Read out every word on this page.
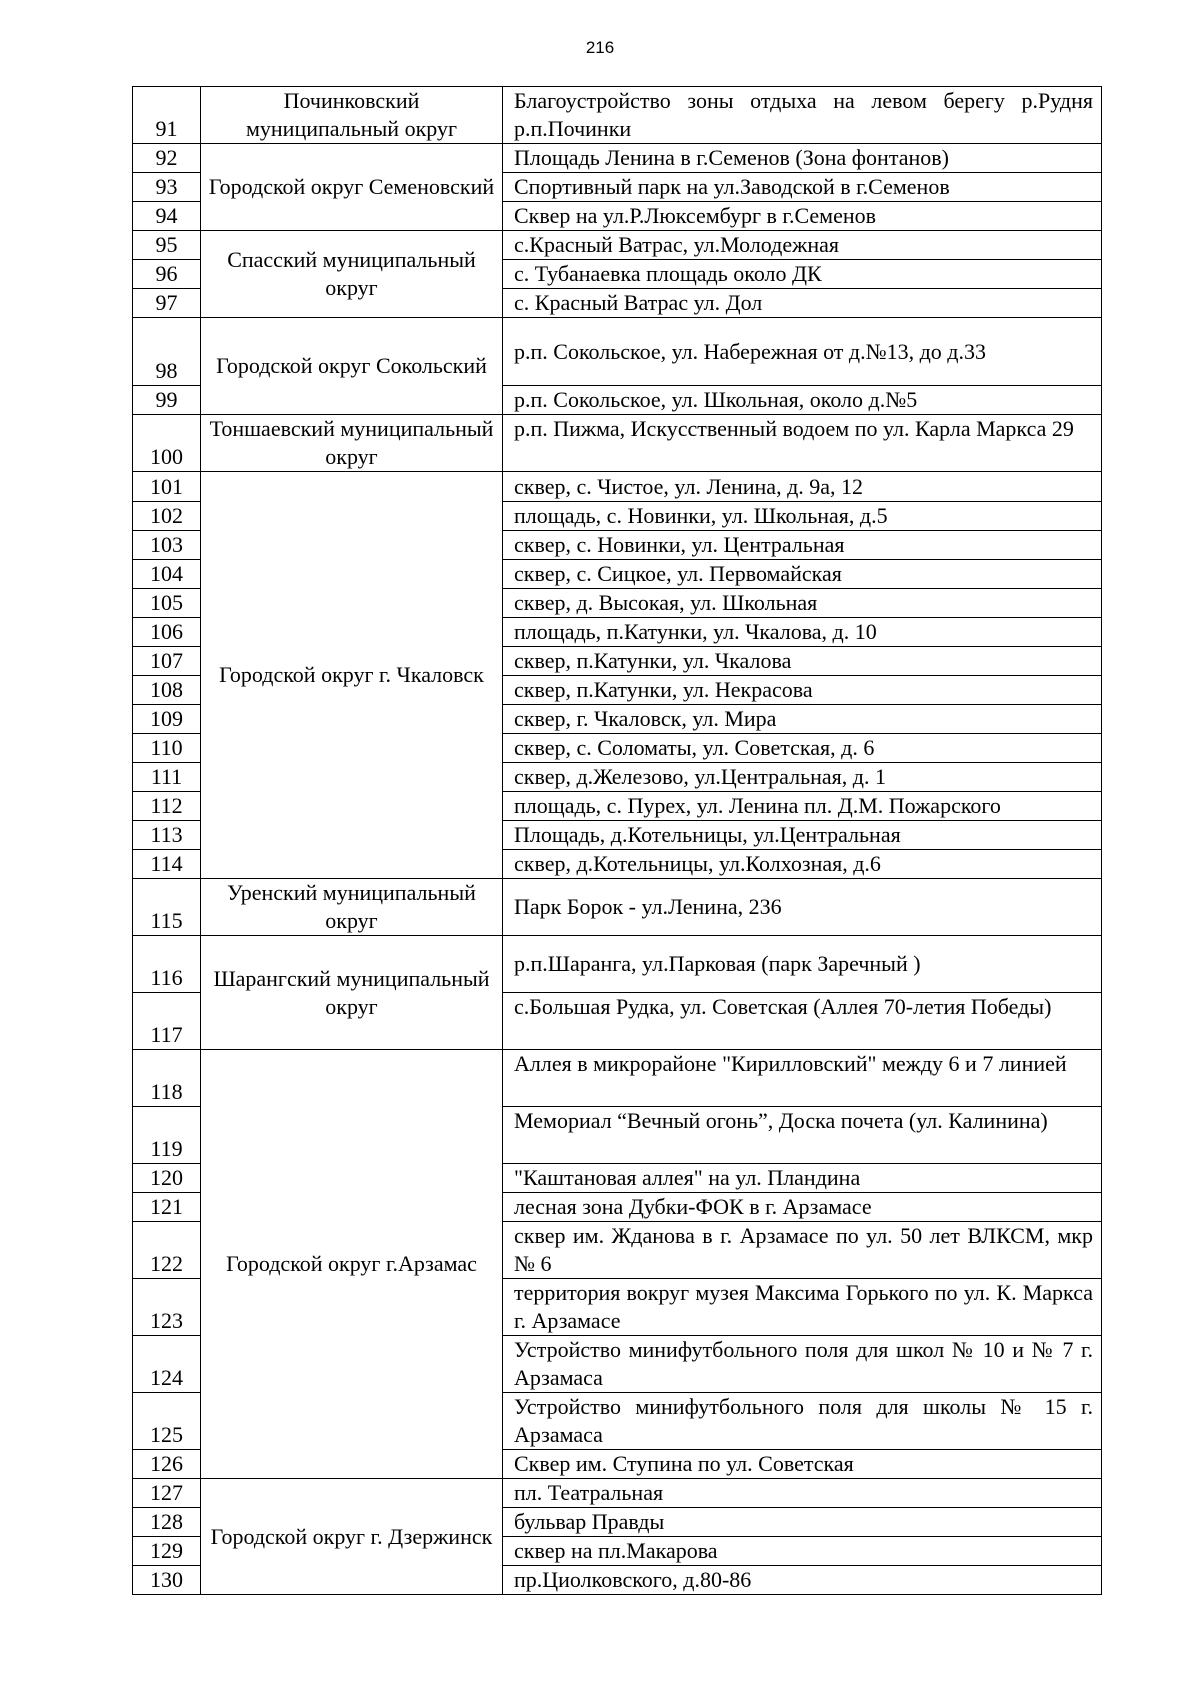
216
91	Починковский муниципальный округ	Благоустройство зоны отдыха на левом берегу р.Рудня р.п.Починки
92	Городской округ Семеновский	Площадь Ленина в г.Семенов (Зона фонтанов)
93		Спортивный парк на ул.Заводской в г.Семенов
94		Сквер на ул.Р.Люксембург в г.Семенов
95	Спасский муниципальный округ	с.Красный Ватрас, ул.Молодежная
96		с. Тубанаевка площадь около ДК
97		с. Красный Ватрас ул. Дол
98	Городской округ Сокольский	р.п. Сокольское, ул. Набережная от д.№13, до д.33
99		р.п. Сокольское, ул. Школьная, около д.№5
100	Тоншаевский муниципальный округ	р.п. Пижма, Искусственный водоем по ул. Карла Маркса 29
101	Городской округ г. Чкаловск	сквер, с. Чистое, ул. Ленина, д. 9а, 12
102		площадь, с. Новинки, ул. Школьная, д.5
103		сквер, с. Новинки, ул. Центральная
104		сквер, с. Сицкое, ул. Первомайская
105		сквер, д. Высокая, ул. Школьная
106		площадь, п.Катунки, ул. Чкалова, д. 10
107		сквер, п.Катунки, ул. Чкалова
108		сквер, п.Катунки, ул. Некрасова
109		сквер, г. Чкаловск, ул. Мира
110		сквер, с. Соломаты, ул. Советская, д. 6
111		сквер, д.Железово, ул.Центральная, д. 1
112		площадь, с. Пурех, ул. Ленина пл. Д.М. Пожарского
113		Площадь, д.Котельницы, ул.Центральная
114		сквер, д.Котельницы, ул.Колхозная, д.6
115	Уренский муниципальный округ	Парк Борок - ул.Ленина, 236
116	Шарангский муниципальный округ	р.п.Шаранга, ул.Парковая (парк Заречный )
117		с.Большая Рудка, ул. Советская (Аллея 70-летия Победы)
118	Городской округ г.Арзамас	Аллея в микрорайоне "Кирилловский" между 6 и 7 линией
119		Мемориал “Вечный огонь”, Доска почета (ул. Калинина)
120		"Каштановая аллея" на ул. Пландина
121		лесная зона Дубки-ФОК в г. Арзамасе
122		сквер им. Жданова в г. Арзамасе по ул. 50 лет ВЛКСМ, мкр № 6
123		территория вокруг музея Максима Горького по ул. К. Маркса г. Арзамасе
124		Устройство минифутбольного поля для школ № 10 и № 7 г. Арзамаса
125		Устройство минифутбольного поля для школы № 15 г. Арзамаса
126		Сквер им. Ступина по ул. Советская
127	Городской округ г. Дзержинск	пл. Театральная
128		бульвар Правды
129		сквер на пл.Макарова
130		пр.Циолковского, д.80-86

************

◆ EXERCISE TASK ◆
Extract from the data every line where "Чкаловск" shows up.

◆ FULL OUTPUT ◆
101	Городской округ г. Чкаловск	сквер, с. Чистое, ул. Ленина, д. 9а, 12
109		сквер, г. Чкаловск, ул. Мира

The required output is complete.